> **Reading passage**:
###

The practising Pragmatist can appreciate that not all beliefs are true*, and she can appreciate that different people may have different beliefs. She also knows how beliefs work; that is, she knows under what conditions beliefs are acquired, and what practical consequences beliefs tend to have for action. Nevertheless, she doesn’t understand why beliefs have the consequences they do. She can’t justify her own or other people’s actions in terms of the truth*-conditions of their beliefs. If we assume (with the Intellectualist) that one of the functions of the concept of truth is to play this role, we can say that she doesn’t really understand what it is for a belief to be true, even though she is aware of beliefs. This entails a qualified answer to the question I started with: unless the Pragmatist is right about truth, a practising Pragmatist satisfies the Variation Requirement but not the Truth Requirement. And, irrespective of who is right, the Pragmatist and Intellectualist accounts of truth can be reinterpreted as theoretical descriptions of two kinds of awareness of belief. Mindreading is the activity of thinking about beliefs as if one were using the Pragmatist’s account of truth*, and Interpretation is thinking about beliefs in terms of the Intellectualist’s notion of truth. Mindreaders are Pragmatists; interpreters are Intellectualists.9
Notes
In “Conditions of Personhood” (in Dennett 1978), he asserts that ‘taking the intentional stance’ towards another person does not require reflective understanding of what one is doing.
“How to Make Our Ideas Clear” is reprinted in Peirce (1932).

###

> **Information**:
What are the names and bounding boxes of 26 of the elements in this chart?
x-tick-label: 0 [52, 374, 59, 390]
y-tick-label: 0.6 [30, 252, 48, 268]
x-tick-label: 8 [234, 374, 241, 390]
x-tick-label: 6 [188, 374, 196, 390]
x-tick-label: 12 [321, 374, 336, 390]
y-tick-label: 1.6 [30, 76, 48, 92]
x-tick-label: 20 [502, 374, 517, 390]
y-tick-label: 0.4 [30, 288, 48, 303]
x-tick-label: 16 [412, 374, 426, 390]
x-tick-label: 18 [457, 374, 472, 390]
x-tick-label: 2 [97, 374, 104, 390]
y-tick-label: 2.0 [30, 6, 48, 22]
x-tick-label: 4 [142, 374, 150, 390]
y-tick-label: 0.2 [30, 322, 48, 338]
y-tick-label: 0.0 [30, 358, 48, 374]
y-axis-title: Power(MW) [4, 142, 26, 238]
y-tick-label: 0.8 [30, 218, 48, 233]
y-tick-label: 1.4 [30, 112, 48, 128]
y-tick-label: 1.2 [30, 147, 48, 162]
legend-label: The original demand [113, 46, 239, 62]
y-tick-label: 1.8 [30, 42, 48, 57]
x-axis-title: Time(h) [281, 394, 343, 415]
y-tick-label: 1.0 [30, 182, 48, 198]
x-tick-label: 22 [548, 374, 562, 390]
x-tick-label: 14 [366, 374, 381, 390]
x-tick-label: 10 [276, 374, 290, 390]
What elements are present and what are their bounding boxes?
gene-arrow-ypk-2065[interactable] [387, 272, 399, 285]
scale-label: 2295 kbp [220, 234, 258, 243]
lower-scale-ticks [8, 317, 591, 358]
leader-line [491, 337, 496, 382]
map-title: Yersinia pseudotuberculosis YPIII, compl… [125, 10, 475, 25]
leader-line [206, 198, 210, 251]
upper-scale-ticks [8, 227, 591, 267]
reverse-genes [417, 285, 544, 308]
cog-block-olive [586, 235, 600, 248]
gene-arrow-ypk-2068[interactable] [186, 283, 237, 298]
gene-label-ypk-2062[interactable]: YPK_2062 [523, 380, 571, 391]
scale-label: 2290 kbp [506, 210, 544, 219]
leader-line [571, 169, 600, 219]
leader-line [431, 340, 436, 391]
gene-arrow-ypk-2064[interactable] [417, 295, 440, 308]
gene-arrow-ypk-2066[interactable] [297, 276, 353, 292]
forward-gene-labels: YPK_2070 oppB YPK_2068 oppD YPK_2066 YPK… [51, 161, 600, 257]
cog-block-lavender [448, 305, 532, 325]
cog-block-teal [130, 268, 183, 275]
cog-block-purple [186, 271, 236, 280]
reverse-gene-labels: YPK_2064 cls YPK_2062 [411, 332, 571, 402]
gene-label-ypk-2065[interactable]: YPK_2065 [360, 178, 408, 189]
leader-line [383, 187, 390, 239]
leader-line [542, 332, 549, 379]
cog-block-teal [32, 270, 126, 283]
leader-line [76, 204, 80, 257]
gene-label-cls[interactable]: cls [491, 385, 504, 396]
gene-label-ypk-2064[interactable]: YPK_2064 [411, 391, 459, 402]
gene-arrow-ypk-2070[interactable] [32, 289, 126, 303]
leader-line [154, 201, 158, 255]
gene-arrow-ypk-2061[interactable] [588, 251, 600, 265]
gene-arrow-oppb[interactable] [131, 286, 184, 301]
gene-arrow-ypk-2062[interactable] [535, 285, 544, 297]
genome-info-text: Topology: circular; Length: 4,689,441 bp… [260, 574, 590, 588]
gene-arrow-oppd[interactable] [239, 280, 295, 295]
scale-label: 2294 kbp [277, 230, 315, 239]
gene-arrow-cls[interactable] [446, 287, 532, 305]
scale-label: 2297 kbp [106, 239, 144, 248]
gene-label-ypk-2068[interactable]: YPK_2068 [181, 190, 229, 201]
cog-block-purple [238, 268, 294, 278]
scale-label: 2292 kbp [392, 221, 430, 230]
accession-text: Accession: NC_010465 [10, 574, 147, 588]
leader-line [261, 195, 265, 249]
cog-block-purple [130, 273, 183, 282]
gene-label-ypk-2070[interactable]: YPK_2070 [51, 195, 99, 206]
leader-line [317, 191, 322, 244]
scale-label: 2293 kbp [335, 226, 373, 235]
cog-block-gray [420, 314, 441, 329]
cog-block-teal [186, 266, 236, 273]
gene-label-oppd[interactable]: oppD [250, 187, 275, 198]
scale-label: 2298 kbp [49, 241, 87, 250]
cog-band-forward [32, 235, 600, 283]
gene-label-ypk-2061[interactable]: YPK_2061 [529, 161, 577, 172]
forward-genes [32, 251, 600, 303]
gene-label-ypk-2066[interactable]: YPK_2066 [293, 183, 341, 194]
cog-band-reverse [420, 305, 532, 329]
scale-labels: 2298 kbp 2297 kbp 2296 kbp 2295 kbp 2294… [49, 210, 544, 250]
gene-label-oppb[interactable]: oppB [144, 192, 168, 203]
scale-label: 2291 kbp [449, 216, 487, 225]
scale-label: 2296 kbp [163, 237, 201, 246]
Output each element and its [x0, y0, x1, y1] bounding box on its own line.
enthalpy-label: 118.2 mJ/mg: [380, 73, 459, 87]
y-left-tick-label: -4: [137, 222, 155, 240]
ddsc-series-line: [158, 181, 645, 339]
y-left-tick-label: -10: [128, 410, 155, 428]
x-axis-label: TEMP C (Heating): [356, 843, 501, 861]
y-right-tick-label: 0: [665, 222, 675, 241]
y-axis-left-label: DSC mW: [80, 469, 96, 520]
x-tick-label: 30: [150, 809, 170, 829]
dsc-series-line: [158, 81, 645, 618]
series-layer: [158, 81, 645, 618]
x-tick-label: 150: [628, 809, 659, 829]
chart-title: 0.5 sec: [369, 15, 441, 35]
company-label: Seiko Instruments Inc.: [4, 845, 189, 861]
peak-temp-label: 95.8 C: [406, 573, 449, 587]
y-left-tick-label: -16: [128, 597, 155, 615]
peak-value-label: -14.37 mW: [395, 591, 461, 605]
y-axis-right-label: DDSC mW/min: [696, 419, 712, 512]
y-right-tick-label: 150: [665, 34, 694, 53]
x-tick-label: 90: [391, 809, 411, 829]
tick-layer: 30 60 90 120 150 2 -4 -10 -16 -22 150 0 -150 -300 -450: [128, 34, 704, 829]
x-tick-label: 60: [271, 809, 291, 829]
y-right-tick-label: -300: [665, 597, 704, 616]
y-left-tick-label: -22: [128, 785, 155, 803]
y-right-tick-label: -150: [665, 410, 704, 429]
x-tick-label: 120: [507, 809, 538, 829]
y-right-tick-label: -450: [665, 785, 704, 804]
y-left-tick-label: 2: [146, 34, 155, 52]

###

> **Study questions**:
(1) For the passage on Pragmatist and Intellectualist accounts of truth, decide whether each statement agrees with it. Answer yes or no for each, and quote the words from the passage that settle it.
(a) The practising Pragmatist understands why beliefs have the consequences they do.
(b) Interpreters are described as Intellectualists.
(c) The note on “Conditions of Personhood” says that taking the intentional stance toward another person requires reflective understanding of what one is doing.
(2) Write the next part of the passage on Pragmatist and Intellectualist accounts of truth, starting after its last sentence.
The lines aren't needed for this work.

> **Results**:
(1)
(a) No: "Nevertheless, she doesn’t understand why beliefs have the consequences they do."
(b) Yes: "interpreters are Intellectualists"
(c) No: "does not require reflective understanding of what one is doing"

(2)
James (1911: 82); cf. Peirce (1932: 247/5.387): “truth … is distinguished from falsehood simply by this, that if acted on it should, on full consideration, carry us to the point we aim at and not astray.”
James (1911: 154); cf. (1911: 219-220) and (1911: 273).
Papineau (1993: §3.7.v), (1993: §3.9) and Millikan (1984: 77), (1993: 72-73). I am ignoring these authors’ many refinements of the Pragmatist’s basic claim.
This is a point on which many arguments against pragmatism concentrate. Some argue that the Pragmatist’s account yields intuitively wrong (Pietroski 1992) or non-realist truth-conditions (Forbes 1989; Peacocke 1992, §5.2). Even if the Pragmatist can answer these objections, this doesn’t show her account of truth is adequate.
Some philosophers present this kind of point as an objection to the Pragmatist’s account of truth (Godfrey-Smith 1996: §6.3; Johnston 1993), without mentioning that some pragmatists explicitly endorse it as a consequence of their theories (James 1907: 85; Millikan 1993: 237).
For people who would object to this sentence, see the replies to Johnston (1993) by Wright (1992, 130), Miller (1995), (1997), and Menzies and Pettit (1993). These objections can be bypassed, because my argument requires only that an explanation looses some of its justificatory depth if it uses a concept to explain something already assumed in defining that concept.
I have been helped enormously by comments and criticisms at GAP4, and by many other people.